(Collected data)
===============
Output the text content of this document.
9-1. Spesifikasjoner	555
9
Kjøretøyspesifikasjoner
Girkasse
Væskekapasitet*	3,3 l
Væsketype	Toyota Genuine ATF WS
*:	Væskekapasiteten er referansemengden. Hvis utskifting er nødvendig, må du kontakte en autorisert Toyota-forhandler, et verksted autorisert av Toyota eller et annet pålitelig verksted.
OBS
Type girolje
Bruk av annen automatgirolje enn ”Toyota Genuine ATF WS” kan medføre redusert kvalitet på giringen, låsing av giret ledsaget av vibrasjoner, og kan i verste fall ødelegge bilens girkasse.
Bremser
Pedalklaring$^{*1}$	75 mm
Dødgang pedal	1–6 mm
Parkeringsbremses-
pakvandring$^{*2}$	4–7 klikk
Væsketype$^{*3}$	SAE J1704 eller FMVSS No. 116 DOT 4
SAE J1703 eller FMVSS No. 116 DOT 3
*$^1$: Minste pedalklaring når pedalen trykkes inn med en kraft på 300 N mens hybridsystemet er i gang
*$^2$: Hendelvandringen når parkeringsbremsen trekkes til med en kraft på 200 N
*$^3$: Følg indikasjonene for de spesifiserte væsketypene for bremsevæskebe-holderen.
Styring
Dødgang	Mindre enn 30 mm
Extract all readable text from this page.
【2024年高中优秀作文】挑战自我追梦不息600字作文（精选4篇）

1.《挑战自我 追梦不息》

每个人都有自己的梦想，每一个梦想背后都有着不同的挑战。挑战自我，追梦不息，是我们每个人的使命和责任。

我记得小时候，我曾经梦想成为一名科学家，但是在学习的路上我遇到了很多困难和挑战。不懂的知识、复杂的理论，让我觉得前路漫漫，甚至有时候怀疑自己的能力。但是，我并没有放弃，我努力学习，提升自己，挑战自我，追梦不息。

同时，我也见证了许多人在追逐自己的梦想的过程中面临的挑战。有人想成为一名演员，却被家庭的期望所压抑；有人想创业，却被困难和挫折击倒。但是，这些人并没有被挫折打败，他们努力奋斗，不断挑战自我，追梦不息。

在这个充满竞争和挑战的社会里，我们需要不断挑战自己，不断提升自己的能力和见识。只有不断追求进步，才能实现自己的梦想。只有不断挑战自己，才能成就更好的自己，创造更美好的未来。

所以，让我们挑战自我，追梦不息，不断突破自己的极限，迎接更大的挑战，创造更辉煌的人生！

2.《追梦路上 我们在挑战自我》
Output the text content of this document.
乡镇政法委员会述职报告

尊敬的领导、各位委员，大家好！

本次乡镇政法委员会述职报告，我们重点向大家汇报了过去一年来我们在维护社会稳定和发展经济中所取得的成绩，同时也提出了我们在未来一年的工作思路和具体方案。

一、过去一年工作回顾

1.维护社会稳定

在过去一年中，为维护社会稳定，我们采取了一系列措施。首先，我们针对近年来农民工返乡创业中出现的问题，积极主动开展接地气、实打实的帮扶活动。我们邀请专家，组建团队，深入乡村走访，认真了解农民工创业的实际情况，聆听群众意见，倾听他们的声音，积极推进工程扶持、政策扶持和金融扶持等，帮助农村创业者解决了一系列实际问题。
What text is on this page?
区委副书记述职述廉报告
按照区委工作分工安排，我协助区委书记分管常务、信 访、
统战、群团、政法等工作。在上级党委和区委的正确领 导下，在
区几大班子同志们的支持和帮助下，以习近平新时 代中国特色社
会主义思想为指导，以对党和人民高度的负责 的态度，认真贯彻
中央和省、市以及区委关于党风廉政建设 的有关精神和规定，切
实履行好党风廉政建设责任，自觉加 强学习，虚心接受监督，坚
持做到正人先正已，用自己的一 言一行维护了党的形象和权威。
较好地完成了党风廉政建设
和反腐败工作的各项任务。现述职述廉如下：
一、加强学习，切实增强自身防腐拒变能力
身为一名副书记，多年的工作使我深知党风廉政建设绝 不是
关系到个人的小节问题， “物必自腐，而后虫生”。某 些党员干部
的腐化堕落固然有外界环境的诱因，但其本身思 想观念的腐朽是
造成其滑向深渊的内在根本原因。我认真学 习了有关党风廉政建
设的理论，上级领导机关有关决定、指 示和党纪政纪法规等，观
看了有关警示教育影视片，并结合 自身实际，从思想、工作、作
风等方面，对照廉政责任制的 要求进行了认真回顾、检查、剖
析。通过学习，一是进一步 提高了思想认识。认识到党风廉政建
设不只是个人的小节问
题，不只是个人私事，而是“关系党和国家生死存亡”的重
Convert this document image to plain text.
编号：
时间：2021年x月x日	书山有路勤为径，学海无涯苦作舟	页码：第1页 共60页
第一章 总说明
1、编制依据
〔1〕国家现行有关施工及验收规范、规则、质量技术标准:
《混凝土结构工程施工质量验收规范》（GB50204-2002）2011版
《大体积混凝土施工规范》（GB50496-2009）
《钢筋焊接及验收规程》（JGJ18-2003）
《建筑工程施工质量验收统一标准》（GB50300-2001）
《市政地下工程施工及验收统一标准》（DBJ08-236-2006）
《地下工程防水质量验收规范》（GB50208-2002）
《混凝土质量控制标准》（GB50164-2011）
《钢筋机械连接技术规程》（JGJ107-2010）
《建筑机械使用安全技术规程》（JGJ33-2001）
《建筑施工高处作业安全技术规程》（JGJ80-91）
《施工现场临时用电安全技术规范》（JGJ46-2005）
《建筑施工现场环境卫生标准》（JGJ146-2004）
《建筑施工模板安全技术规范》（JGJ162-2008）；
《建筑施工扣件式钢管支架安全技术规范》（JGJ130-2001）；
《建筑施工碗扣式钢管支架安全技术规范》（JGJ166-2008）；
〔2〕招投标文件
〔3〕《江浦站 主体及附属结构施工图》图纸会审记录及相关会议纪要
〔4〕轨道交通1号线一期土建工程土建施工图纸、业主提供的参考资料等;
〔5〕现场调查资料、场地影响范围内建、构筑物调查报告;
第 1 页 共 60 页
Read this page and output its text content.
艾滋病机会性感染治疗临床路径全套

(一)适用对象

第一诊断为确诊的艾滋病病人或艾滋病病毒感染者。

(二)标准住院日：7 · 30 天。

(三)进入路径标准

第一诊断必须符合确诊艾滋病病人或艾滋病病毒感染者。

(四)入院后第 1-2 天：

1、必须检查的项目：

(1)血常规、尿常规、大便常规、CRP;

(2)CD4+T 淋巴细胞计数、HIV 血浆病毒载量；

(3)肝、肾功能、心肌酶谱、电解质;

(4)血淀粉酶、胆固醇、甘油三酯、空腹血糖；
===============
[What the task requires]
Return each line of the records above exactly as it reads.

[Exercise result]
Output the text content of this document.
9-1. Spesifikasjoner	555
9
Kjøretøyspesifikasjoner
Girkasse
Væskekapasitet*	3,3 l
Væsketype	Toyota Genuine ATF WS
*:	Væskekapasiteten er referansemengden. Hvis utskifting er nødvendig, må du kontakte en autorisert Toyota-forhandler, et verksted autorisert av Toyota eller et annet pålitelig verksted.
OBS
Type girolje
Bruk av annen automatgirolje enn ”Toyota Genuine ATF WS” kan medføre redusert kvalitet på giringen, låsing av giret ledsaget av vibrasjoner, og kan i verste fall ødelegge bilens girkasse.
Bremser
Pedalklaring$^{*1}$	75 mm
Dødgang pedal	1–6 mm
Parkeringsbremses-
pakvandring$^{*2}$	4–7 klikk
Væsketype$^{*3}$	SAE J1704 eller FMVSS No. 116 DOT 4
SAE J1703 eller FMVSS No. 116 DOT 3
*$^1$: Minste pedalklaring når pedalen trykkes inn med en kraft på 300 N mens hybridsystemet er i gang
*$^2$: Hendelvandringen når parkeringsbremsen trekkes til med en kraft på 200 N
*$^3$: Følg indikasjonene for de spesifiserte væsketypene for bremsevæskebe-holderen.
Styring
Dødgang	Mindre enn 30 mm
Extract all readable text from this page.
【2024年高中优秀作文】挑战自我追梦不息600字作文（精选4篇）

1.《挑战自我 追梦不息》

每个人都有自己的梦想，每一个梦想背后都有着不同的挑战。挑战自我，追梦不息，是我们每个人的使命和责任。

我记得小时候，我曾经梦想成为一名科学家，但是在学习的路上我遇到了很多困难和挑战。不懂的知识、复杂的理论，让我觉得前路漫漫，甚至有时候怀疑自己的能力。但是，我并没有放弃，我努力学习，提升自己，挑战自我，追梦不息。

同时，我也见证了许多人在追逐自己的梦想的过程中面临的挑战。有人想成为一名演员，却被家庭的期望所压抑；有人想创业，却被困难和挫折击倒。但是，这些人并没有被挫折打败，他们努力奋斗，不断挑战自我，追梦不息。

在这个充满竞争和挑战的社会里，我们需要不断挑战自己，不断提升自己的能力和见识。只有不断追求进步，才能实现自己的梦想。只有不断挑战自己，才能成就更好的自己，创造更美好的未来。

所以，让我们挑战自我，追梦不息，不断突破自己的极限，迎接更大的挑战，创造更辉煌的人生！

2.《追梦路上 我们在挑战自我》
Output the text content of this document.
乡镇政法委员会述职报告

尊敬的领导、各位委员，大家好！

本次乡镇政法委员会述职报告，我们重点向大家汇报了过去一年来我们在维护社会稳定和发展经济中所取得的成绩，同时也提出了我们在未来一年的工作思路和具体方案。

一、过去一年工作回顾

1.维护社会稳定

在过去一年中，为维护社会稳定，我们采取了一系列措施。首先，我们针对近年来农民工返乡创业中出现的问题，积极主动开展接地气、实打实的帮扶活动。我们邀请专家，组建团队，深入乡村走访，认真了解农民工创业的实际情况，聆听群众意见，倾听他们的声音，积极推进工程扶持、政策扶持和金融扶持等，帮助农村创业者解决了一系列实际问题。
What text is on this page?
区委副书记述职述廉报告
按照区委工作分工安排，我协助区委书记分管常务、信 访、
统战、群团、政法等工作。在上级党委和区委的正确领 导下，在
区几大班子同志们的支持和帮助下，以习近平新时 代中国特色社
会主义思想为指导，以对党和人民高度的负责 的态度，认真贯彻
中央和省、市以及区委关于党风廉政建设 的有关精神和规定，切
实履行好党风廉政建设责任，自觉加 强学习，虚心接受监督，坚
持做到正人先正已，用自己的一 言一行维护了党的形象和权威。
较好地完成了党风廉政建设
和反腐败工作的各项任务。现述职述廉如下：
一、加强学习，切实增强自身防腐拒变能力
身为一名副书记，多年的工作使我深知党风廉政建设绝 不是
关系到个人的小节问题， “物必自腐，而后虫生”。某 些党员干部
的腐化堕落固然有外界环境的诱因，但其本身思 想观念的腐朽是
造成其滑向深渊的内在根本原因。我认真学 习了有关党风廉政建
设的理论，上级领导机关有关决定、指 示和党纪政纪法规等，观
看了有关警示教育影视片，并结合 自身实际，从思想、工作、作
风等方面，对照廉政责任制的 要求进行了认真回顾、检查、剖
析。通过学习，一是进一步 提高了思想认识。认识到党风廉政建
设不只是个人的小节问
题，不只是个人私事，而是“关系党和国家生死存亡”的重
Convert this document image to plain text.
编号：
时间：2021年x月x日	书山有路勤为径，学海无涯苦作舟	页码：第1页 共60页
第一章 总说明
1、编制依据
〔1〕国家现行有关施工及验收规范、规则、质量技术标准:
《混凝土结构工程施工质量验收规范》（GB50204-2002）2011版
《大体积混凝土施工规范》（GB50496-2009）
《钢筋焊接及验收规程》（JGJ18-2003）
《建筑工程施工质量验收统一标准》（GB50300-2001）
《市政地下工程施工及验收统一标准》（DBJ08-236-2006）
《地下工程防水质量验收规范》（GB50208-2002）
《混凝土质量控制标准》（GB50164-2011）
《钢筋机械连接技术规程》（JGJ107-2010）
《建筑机械使用安全技术规程》（JGJ33-2001）
《建筑施工高处作业安全技术规程》（JGJ80-91）
《施工现场临时用电安全技术规范》（JGJ46-2005）
《建筑施工现场环境卫生标准》（JGJ146-2004）
《建筑施工模板安全技术规范》（JGJ162-2008）；
《建筑施工扣件式钢管支架安全技术规范》（JGJ130-2001）；
《建筑施工碗扣式钢管支架安全技术规范》（JGJ166-2008）；
〔2〕招投标文件
〔3〕《江浦站 主体及附属结构施工图》图纸会审记录及相关会议纪要
〔4〕轨道交通1号线一期土建工程土建施工图纸、业主提供的参考资料等;
〔5〕现场调查资料、场地影响范围内建、构筑物调查报告;
第 1 页 共 60 页
Read this page and output its text content.
艾滋病机会性感染治疗临床路径全套

(一)适用对象

第一诊断为确诊的艾滋病病人或艾滋病病毒感染者。

(二)标准住院日：7 · 30 天。

(三)进入路径标准

第一诊断必须符合确诊艾滋病病人或艾滋病病毒感染者。

(四)入院后第 1-2 天：

1、必须检查的项目：

(1)血常规、尿常规、大便常规、CRP;

(2)CD4+T 淋巴细胞计数、HIV 血浆病毒载量；

(3)肝、肾功能、心肌酶谱、电解质;

(4)血淀粉酶、胆固醇、甘油三酯、空腹血糖；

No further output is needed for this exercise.